▶ [YOUR TASK]: Leave out the pictures and transcribe everything else exactly.

───── MATERIAL ─────

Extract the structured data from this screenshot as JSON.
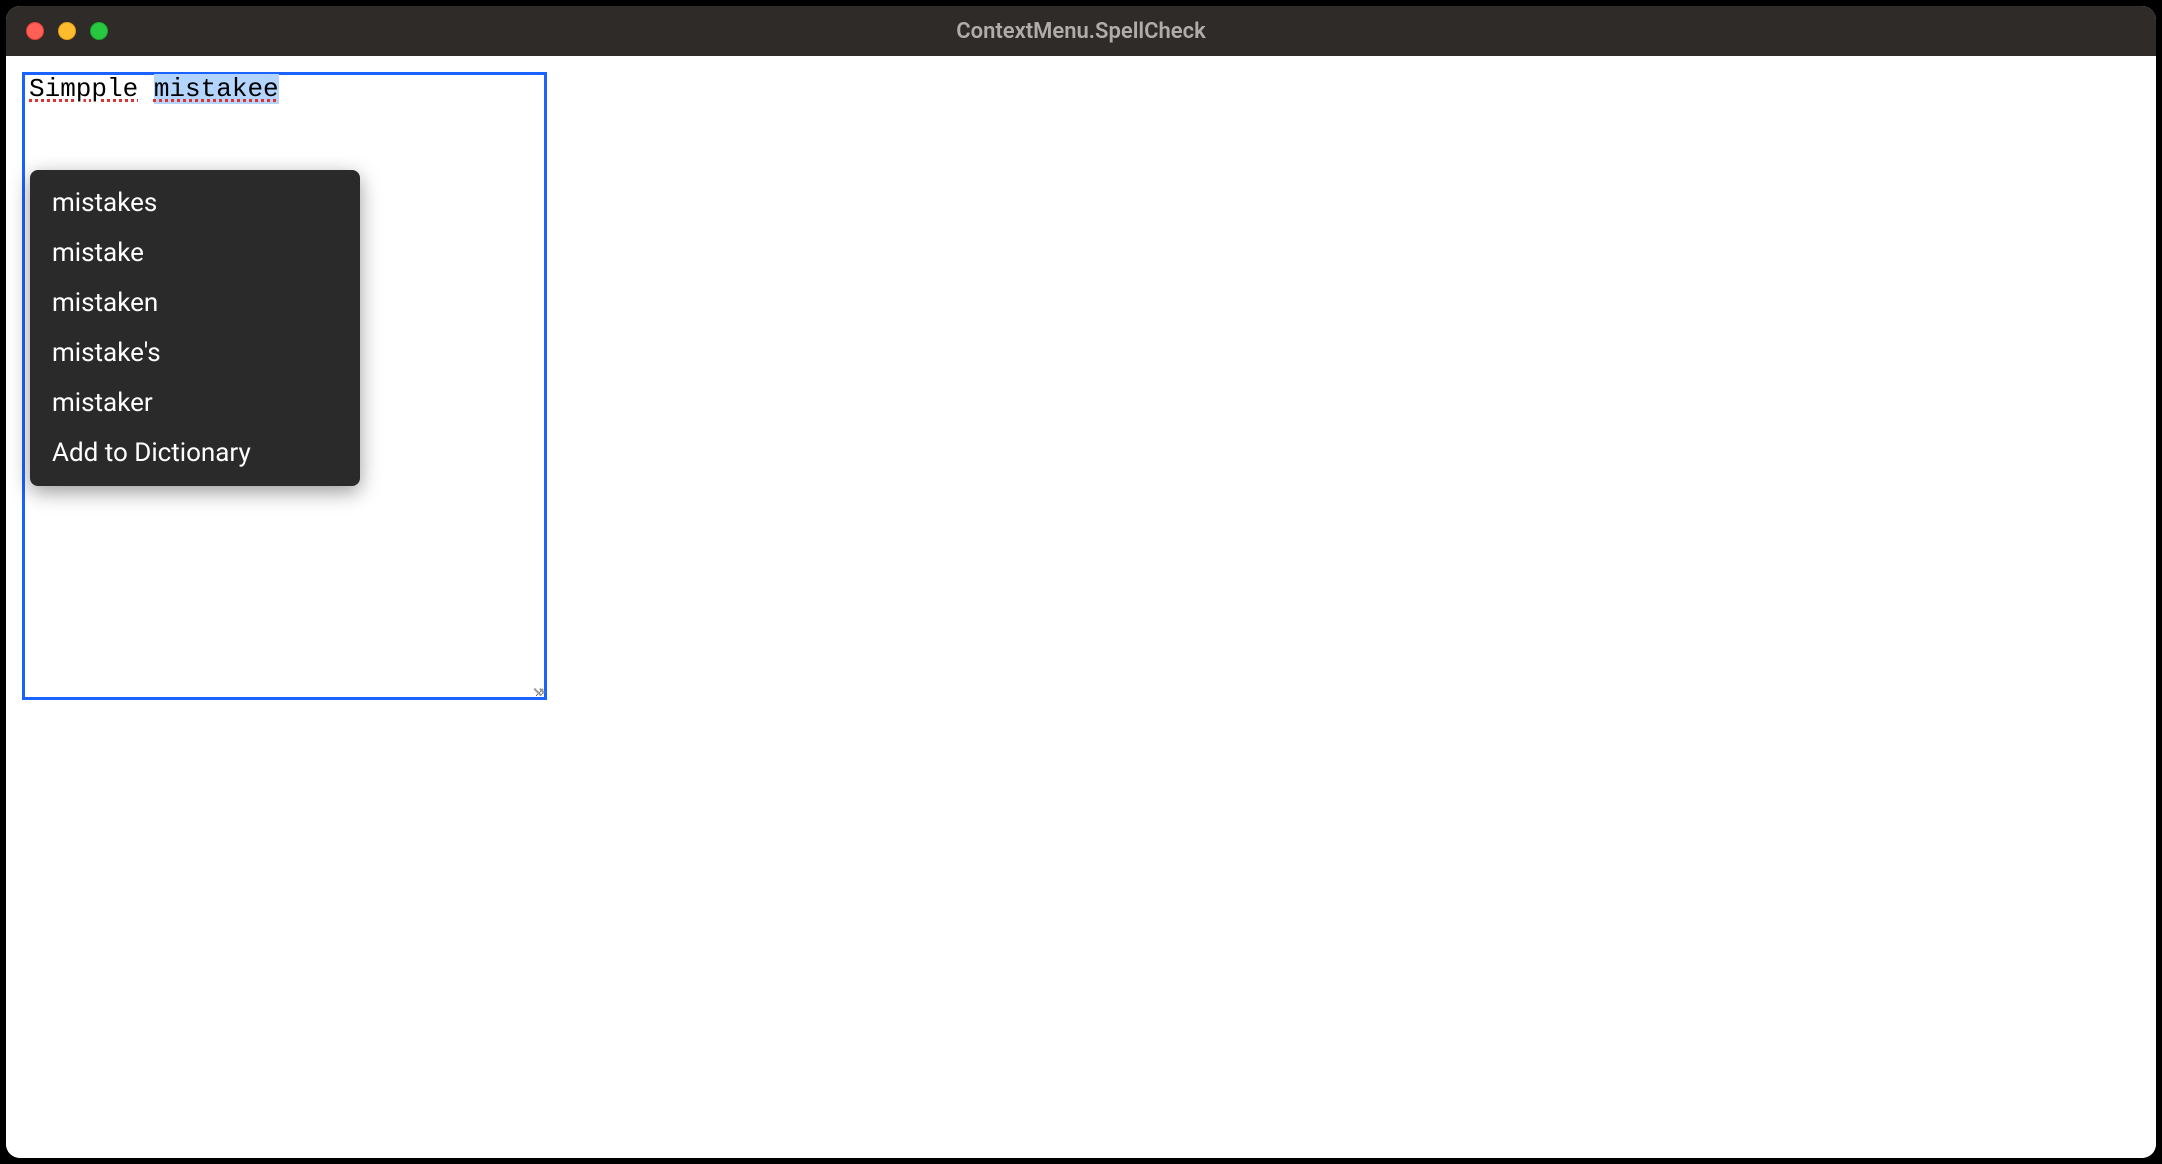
{
  "window": {
    "title": "ContextMenu.SpellCheck"
  },
  "editor": {
    "word1": "Simpple",
    "word2": "mistakee"
  },
  "context_menu": {
    "items": [
      "mistakes",
      "mistake",
      "mistaken",
      "mistake's",
      "mistaker",
      "Add to Dictionary"
    ]
  }
}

─────

▶ [SOLUTION TO THIS TASK]:
Extract the structured data from this screenshot as JSON.
{
  "window": {
    "title": "ContextMenu.SpellCheck"
  },
  "editor": {
    "word1": "Simpple",
    "word2": "mistakee"
  },
  "context_menu": {
    "items": [
      "mistakes",
      "mistake",
      "mistaken",
      "mistake's",
      "mistaker",
      "Add to Dictionary"
    ]
  }
}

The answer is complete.